**What to produce:** An exact reproduction of the records is required, with all images left out.

**Raw records:**

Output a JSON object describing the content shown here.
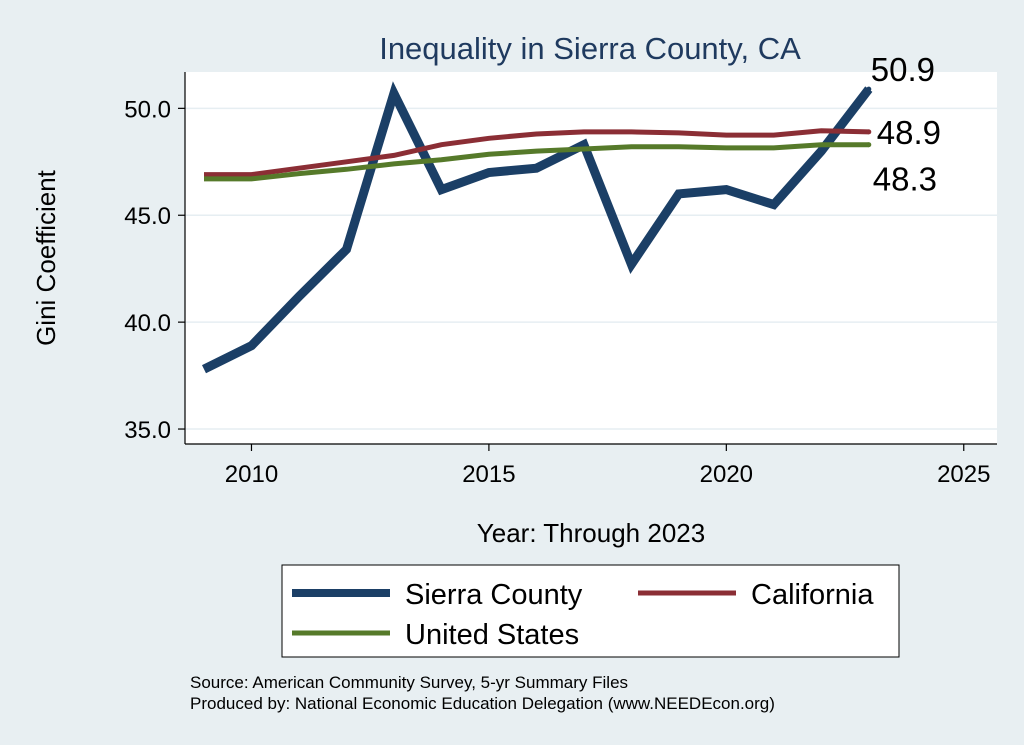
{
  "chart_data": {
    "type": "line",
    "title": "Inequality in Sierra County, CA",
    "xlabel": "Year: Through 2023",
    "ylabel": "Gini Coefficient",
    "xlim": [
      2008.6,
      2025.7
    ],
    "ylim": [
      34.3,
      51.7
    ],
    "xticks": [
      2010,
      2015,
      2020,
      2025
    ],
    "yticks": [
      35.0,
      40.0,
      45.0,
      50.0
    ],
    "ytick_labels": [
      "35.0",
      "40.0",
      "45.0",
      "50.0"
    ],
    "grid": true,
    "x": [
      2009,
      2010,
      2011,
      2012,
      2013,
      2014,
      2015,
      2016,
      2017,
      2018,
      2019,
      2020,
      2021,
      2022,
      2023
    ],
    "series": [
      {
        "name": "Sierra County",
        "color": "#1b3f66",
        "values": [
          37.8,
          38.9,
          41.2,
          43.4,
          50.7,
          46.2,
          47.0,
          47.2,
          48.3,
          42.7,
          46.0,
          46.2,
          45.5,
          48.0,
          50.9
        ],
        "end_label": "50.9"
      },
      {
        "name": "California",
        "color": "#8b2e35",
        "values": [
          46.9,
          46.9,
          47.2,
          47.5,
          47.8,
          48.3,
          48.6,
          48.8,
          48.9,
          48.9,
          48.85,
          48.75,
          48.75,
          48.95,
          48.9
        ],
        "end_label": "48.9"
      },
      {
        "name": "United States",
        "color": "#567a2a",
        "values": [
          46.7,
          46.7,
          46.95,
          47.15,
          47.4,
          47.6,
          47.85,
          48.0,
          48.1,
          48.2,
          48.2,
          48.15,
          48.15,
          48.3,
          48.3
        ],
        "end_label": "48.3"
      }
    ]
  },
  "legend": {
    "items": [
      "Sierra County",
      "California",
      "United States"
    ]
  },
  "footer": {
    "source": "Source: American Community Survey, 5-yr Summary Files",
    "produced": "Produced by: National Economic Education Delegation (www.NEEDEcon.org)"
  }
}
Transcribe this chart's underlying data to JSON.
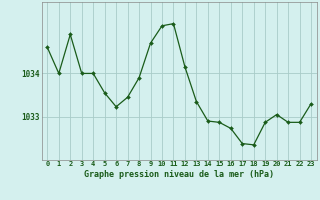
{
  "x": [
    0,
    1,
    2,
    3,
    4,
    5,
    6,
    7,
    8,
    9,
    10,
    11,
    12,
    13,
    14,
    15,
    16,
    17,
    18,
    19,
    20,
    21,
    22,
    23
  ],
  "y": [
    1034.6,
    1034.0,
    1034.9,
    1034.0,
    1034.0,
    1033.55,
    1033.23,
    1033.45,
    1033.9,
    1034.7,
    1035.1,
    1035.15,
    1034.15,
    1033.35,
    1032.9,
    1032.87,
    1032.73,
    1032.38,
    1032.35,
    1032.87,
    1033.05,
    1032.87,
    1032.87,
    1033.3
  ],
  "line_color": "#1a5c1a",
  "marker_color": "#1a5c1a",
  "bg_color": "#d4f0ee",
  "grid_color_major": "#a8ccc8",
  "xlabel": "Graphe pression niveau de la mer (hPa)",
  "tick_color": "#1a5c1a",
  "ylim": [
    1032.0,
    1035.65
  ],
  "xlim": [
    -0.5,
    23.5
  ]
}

**Solution to this problem:**
Output a JSON object describing the content shown here.
{
  "chart_data": {
    "type": "line",
    "title": "Inequality in Sierra County, CA",
    "xlabel": "Year: Through 2023",
    "ylabel": "Gini Coefficient",
    "xlim": [
      2008.6,
      2025.7
    ],
    "ylim": [
      34.3,
      51.7
    ],
    "xticks": [
      2010,
      2015,
      2020,
      2025
    ],
    "yticks": [
      35.0,
      40.0,
      45.0,
      50.0
    ],
    "ytick_labels": [
      "35.0",
      "40.0",
      "45.0",
      "50.0"
    ],
    "grid": true,
    "x": [
      2009,
      2010,
      2011,
      2012,
      2013,
      2014,
      2015,
      2016,
      2017,
      2018,
      2019,
      2020,
      2021,
      2022,
      2023
    ],
    "series": [
      {
        "name": "Sierra County",
        "color": "#1b3f66",
        "values": [
          37.8,
          38.9,
          41.2,
          43.4,
          50.7,
          46.2,
          47.0,
          47.2,
          48.3,
          42.7,
          46.0,
          46.2,
          45.5,
          48.0,
          50.9
        ],
        "end_label": "50.9"
      },
      {
        "name": "California",
        "color": "#8b2e35",
        "values": [
          46.9,
          46.9,
          47.2,
          47.5,
          47.8,
          48.3,
          48.6,
          48.8,
          48.9,
          48.9,
          48.85,
          48.75,
          48.75,
          48.95,
          48.9
        ],
        "end_label": "48.9"
      },
      {
        "name": "United States",
        "color": "#567a2a",
        "values": [
          46.7,
          46.7,
          46.95,
          47.15,
          47.4,
          47.6,
          47.85,
          48.0,
          48.1,
          48.2,
          48.2,
          48.15,
          48.15,
          48.3,
          48.3
        ],
        "end_label": "48.3"
      }
    ]
  },
  "legend": {
    "items": [
      "Sierra County",
      "California",
      "United States"
    ]
  },
  "footer": {
    "source": "Source: American Community Survey, 5-yr Summary Files",
    "produced": "Produced by: National Economic Education Delegation (www.NEEDEcon.org)"
  }
}
Transcribe this chart's underlying data to JSON.
{
  "x": [
    0,
    1,
    2,
    3,
    4,
    5,
    6,
    7,
    8,
    9,
    10,
    11,
    12,
    13,
    14,
    15,
    16,
    17,
    18,
    19,
    20,
    21,
    22,
    23
  ],
  "y": [
    1034.6,
    1034.0,
    1034.9,
    1034.0,
    1034.0,
    1033.55,
    1033.23,
    1033.45,
    1033.9,
    1034.7,
    1035.1,
    1035.15,
    1034.15,
    1033.35,
    1032.9,
    1032.87,
    1032.73,
    1032.38,
    1032.35,
    1032.87,
    1033.05,
    1032.87,
    1032.87,
    1033.3
  ],
  "line_color": "#1a5c1a",
  "marker_color": "#1a5c1a",
  "bg_color": "#d4f0ee",
  "grid_color_major": "#a8ccc8",
  "xlabel": "Graphe pression niveau de la mer (hPa)",
  "tick_color": "#1a5c1a",
  "ylim": [
    1032.0,
    1035.65
  ],
  "xlim": [
    -0.5,
    23.5
  ]
}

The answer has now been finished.